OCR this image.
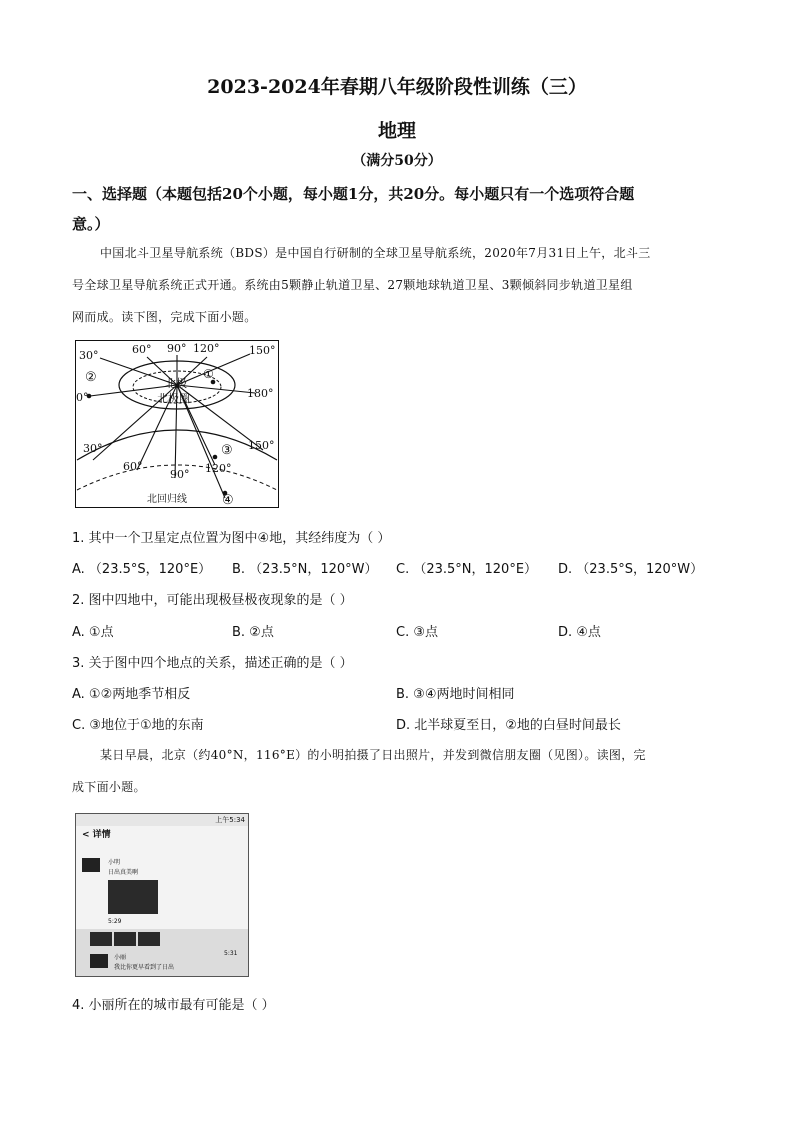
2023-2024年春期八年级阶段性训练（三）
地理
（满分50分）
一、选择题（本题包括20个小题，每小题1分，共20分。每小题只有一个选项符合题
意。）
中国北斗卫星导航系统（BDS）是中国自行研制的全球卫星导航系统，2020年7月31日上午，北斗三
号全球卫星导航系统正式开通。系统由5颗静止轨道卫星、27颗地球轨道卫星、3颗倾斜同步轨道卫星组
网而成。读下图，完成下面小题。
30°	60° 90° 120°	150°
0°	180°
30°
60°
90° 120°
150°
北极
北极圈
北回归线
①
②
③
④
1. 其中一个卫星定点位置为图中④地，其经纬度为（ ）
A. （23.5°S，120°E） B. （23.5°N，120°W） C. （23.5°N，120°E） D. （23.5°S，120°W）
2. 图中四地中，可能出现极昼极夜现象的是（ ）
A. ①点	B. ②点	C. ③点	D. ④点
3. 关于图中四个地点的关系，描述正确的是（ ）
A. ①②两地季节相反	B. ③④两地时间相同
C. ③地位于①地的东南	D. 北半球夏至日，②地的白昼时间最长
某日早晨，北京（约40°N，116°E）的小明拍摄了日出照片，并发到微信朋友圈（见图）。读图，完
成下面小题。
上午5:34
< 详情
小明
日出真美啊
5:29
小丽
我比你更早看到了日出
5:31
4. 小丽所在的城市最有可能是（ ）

#####

* _Challenge_: Without the pictures, repeat all the records word for word.

* _Answer below_:
OCR this image.
2023-2024年春期八年级阶段性训练（三）
地理
（满分50分）
一、选择题（本题包括20个小题，每小题1分，共20分。每小题只有一个选项符合题
意。）
中国北斗卫星导航系统（BDS）是中国自行研制的全球卫星导航系统，2020年7月31日上午，北斗三
号全球卫星导航系统正式开通。系统由5颗静止轨道卫星、27颗地球轨道卫星、3颗倾斜同步轨道卫星组
网而成。读下图，完成下面小题。
30°	60° 90° 120°	150°
0°	180°
30°
60°
90° 120°
150°
北极
北极圈
北回归线
①
②
③
④
1. 其中一个卫星定点位置为图中④地，其经纬度为（ ）
A. （23.5°S，120°E） B. （23.5°N，120°W） C. （23.5°N，120°E） D. （23.5°S，120°W）
2. 图中四地中，可能出现极昼极夜现象的是（ ）
A. ①点	B. ②点	C. ③点	D. ④点
3. 关于图中四个地点的关系，描述正确的是（ ）
A. ①②两地季节相反	B. ③④两地时间相同
C. ③地位于①地的东南	D. 北半球夏至日，②地的白昼时间最长
某日早晨，北京（约40°N，116°E）的小明拍摄了日出照片，并发到微信朋友圈（见图）。读图，完
成下面小题。
上午5:34
< 详情
小明
日出真美啊
5:29
小丽
我比你更早看到了日出
5:31
4. 小丽所在的城市最有可能是（ ）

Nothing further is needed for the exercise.